Written request:
Check each line below for the word "name", and copy those that have it.

Information supplied:
• • •
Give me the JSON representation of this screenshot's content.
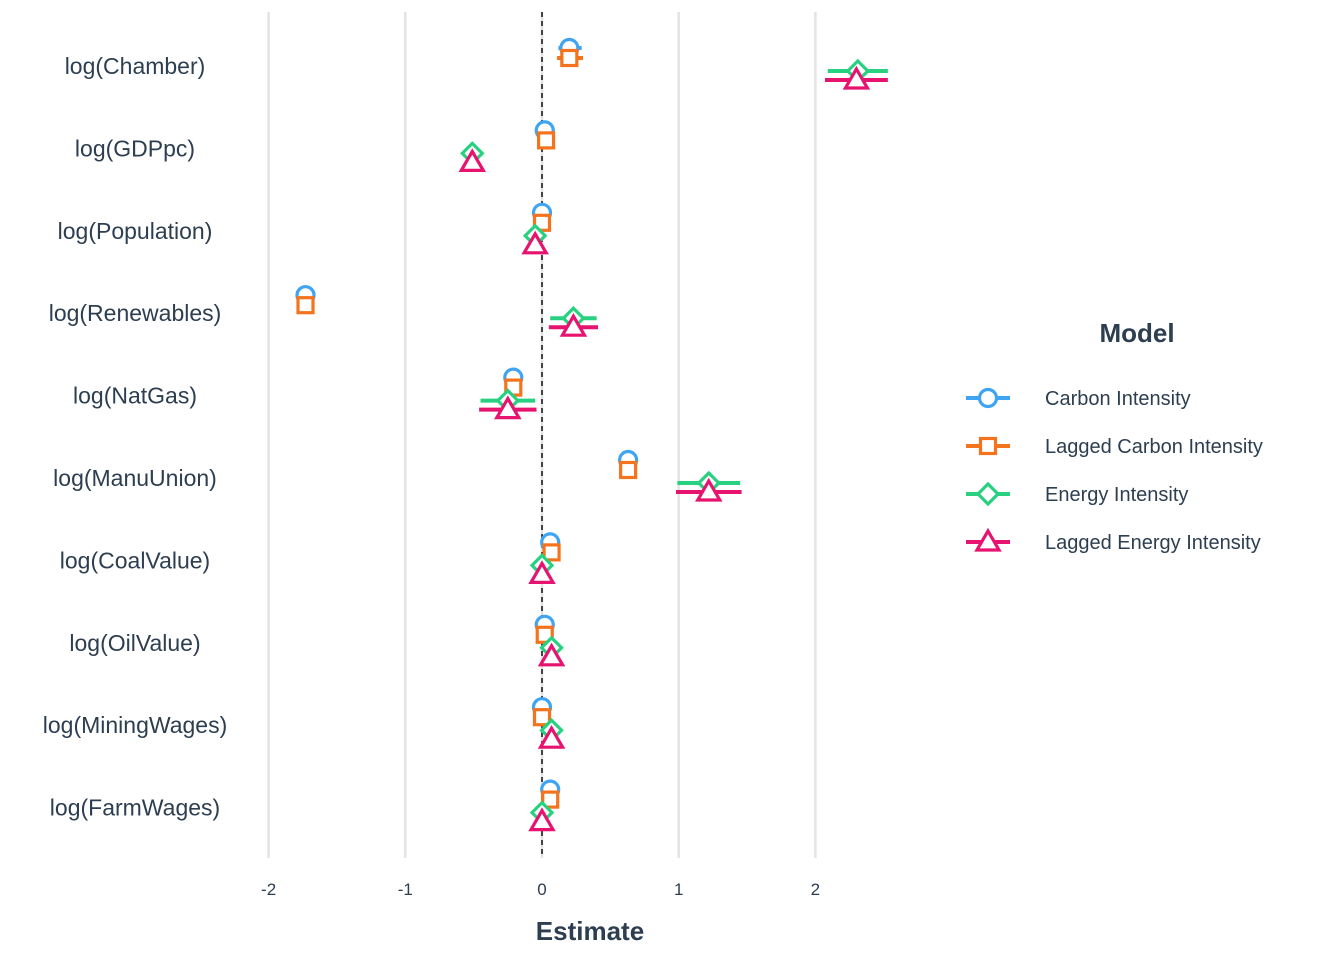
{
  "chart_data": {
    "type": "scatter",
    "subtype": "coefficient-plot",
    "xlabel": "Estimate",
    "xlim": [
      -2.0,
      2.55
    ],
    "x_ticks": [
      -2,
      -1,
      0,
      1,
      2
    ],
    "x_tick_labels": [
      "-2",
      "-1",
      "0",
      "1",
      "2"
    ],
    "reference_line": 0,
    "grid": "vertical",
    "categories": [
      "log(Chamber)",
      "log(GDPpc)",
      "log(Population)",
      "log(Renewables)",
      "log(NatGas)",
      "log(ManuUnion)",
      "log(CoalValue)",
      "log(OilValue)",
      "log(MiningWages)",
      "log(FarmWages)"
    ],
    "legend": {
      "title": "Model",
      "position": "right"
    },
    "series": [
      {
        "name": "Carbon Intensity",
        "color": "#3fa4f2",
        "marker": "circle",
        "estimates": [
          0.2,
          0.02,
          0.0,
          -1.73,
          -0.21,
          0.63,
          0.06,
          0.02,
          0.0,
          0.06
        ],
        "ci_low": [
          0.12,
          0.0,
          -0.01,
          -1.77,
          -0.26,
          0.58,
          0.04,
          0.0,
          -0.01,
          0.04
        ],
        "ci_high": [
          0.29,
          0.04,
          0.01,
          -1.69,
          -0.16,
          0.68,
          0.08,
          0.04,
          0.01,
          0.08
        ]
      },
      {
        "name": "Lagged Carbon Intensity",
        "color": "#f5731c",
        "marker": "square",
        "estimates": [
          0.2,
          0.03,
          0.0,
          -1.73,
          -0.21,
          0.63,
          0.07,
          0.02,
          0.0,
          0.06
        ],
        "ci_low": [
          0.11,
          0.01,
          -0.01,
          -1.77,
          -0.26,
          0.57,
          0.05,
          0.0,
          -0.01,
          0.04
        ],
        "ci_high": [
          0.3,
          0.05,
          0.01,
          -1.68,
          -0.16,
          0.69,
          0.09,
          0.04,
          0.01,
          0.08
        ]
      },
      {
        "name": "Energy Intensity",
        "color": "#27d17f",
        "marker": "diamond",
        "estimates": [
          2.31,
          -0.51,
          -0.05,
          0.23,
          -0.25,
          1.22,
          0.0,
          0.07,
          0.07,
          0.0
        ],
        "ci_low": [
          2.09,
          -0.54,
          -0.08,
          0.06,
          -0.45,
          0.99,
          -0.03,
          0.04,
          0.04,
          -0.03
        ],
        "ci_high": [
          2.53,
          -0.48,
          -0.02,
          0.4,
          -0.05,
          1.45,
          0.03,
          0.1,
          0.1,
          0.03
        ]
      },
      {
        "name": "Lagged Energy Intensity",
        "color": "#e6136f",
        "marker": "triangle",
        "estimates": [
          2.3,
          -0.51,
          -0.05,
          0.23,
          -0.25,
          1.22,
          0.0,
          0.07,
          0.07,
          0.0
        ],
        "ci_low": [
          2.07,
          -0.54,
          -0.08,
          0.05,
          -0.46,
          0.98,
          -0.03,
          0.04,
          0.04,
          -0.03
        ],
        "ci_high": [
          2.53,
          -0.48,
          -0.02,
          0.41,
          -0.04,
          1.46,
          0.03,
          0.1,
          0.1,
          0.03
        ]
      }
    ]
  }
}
• • •
Solution to this exercise:
        "name": "Carbon Intensity",
        "name": "Lagged Carbon Intensity",
        "name": "Energy Intensity",
        "name": "Lagged Energy Intensity",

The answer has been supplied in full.